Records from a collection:
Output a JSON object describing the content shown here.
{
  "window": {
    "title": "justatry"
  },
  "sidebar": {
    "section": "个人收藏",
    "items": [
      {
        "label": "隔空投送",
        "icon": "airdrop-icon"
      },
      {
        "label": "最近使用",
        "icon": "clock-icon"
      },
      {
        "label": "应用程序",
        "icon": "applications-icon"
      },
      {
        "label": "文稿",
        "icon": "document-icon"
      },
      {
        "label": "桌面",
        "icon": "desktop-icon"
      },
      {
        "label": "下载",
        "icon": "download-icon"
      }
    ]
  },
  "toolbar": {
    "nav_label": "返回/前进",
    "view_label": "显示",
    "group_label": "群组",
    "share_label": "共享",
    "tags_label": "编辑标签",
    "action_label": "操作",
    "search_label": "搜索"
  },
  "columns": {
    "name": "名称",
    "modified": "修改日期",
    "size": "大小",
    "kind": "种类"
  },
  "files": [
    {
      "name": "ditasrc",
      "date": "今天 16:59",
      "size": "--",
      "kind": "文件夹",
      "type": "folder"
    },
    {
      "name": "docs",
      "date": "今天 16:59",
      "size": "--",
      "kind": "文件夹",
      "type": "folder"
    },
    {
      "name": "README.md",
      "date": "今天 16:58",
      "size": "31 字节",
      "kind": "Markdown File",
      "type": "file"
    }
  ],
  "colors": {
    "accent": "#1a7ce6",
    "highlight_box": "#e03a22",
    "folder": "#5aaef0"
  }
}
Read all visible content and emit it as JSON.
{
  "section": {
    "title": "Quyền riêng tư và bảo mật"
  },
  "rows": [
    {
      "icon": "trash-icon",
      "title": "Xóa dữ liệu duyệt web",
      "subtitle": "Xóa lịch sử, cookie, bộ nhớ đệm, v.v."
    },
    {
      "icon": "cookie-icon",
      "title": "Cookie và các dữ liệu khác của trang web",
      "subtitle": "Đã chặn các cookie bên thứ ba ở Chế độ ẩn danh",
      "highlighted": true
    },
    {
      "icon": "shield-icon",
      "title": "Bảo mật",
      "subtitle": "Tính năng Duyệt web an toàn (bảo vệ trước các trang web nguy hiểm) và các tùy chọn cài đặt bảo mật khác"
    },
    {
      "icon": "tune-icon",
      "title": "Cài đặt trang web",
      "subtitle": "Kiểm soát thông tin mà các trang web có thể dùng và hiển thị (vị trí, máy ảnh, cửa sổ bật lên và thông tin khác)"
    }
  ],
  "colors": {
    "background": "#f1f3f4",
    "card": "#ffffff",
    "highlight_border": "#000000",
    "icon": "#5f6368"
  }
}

• _EXERCISE DETAILS_: Each line of the material above needs to be quoted exactly, please.

• _SOLUTION TO THE PROBLEM_:
Output a JSON object describing the content shown here.
{
  "window": {
    "title": "justatry"
  },
  "sidebar": {
    "section": "个人收藏",
    "items": [
      {
        "label": "隔空投送",
        "icon": "airdrop-icon"
      },
      {
        "label": "最近使用",
        "icon": "clock-icon"
      },
      {
        "label": "应用程序",
        "icon": "applications-icon"
      },
      {
        "label": "文稿",
        "icon": "document-icon"
      },
      {
        "label": "桌面",
        "icon": "desktop-icon"
      },
      {
        "label": "下载",
        "icon": "download-icon"
      }
    ]
  },
  "toolbar": {
    "nav_label": "返回/前进",
    "view_label": "显示",
    "group_label": "群组",
    "share_label": "共享",
    "tags_label": "编辑标签",
    "action_label": "操作",
    "search_label": "搜索"
  },
  "columns": {
    "name": "名称",
    "modified": "修改日期",
    "size": "大小",
    "kind": "种类"
  },
  "files": [
    {
      "name": "ditasrc",
      "date": "今天 16:59",
      "size": "--",
      "kind": "文件夹",
      "type": "folder"
    },
    {
      "name": "docs",
      "date": "今天 16:59",
      "size": "--",
      "kind": "文件夹",
      "type": "folder"
    },
    {
      "name": "README.md",
      "date": "今天 16:58",
      "size": "31 字节",
      "kind": "Markdown File",
      "type": "file"
    }
  ],
  "colors": {
    "accent": "#1a7ce6",
    "highlight_box": "#e03a22",
    "folder": "#5aaef0"
  }
}
Read all visible content and emit it as JSON.
{
  "section": {
    "title": "Quyền riêng tư và bảo mật"
  },
  "rows": [
    {
      "icon": "trash-icon",
      "title": "Xóa dữ liệu duyệt web",
      "subtitle": "Xóa lịch sử, cookie, bộ nhớ đệm, v.v."
    },
    {
      "icon": "cookie-icon",
      "title": "Cookie và các dữ liệu khác của trang web",
      "subtitle": "Đã chặn các cookie bên thứ ba ở Chế độ ẩn danh",
      "highlighted": true
    },
    {
      "icon": "shield-icon",
      "title": "Bảo mật",
      "subtitle": "Tính năng Duyệt web an toàn (bảo vệ trước các trang web nguy hiểm) và các tùy chọn cài đặt bảo mật khác"
    },
    {
      "icon": "tune-icon",
      "title": "Cài đặt trang web",
      "subtitle": "Kiểm soát thông tin mà các trang web có thể dùng và hiển thị (vị trí, máy ảnh, cửa sổ bật lên và thông tin khác)"
    }
  ],
  "colors": {
    "background": "#f1f3f4",
    "card": "#ffffff",
    "highlight_border": "#000000",
    "icon": "#5f6368"
  }
}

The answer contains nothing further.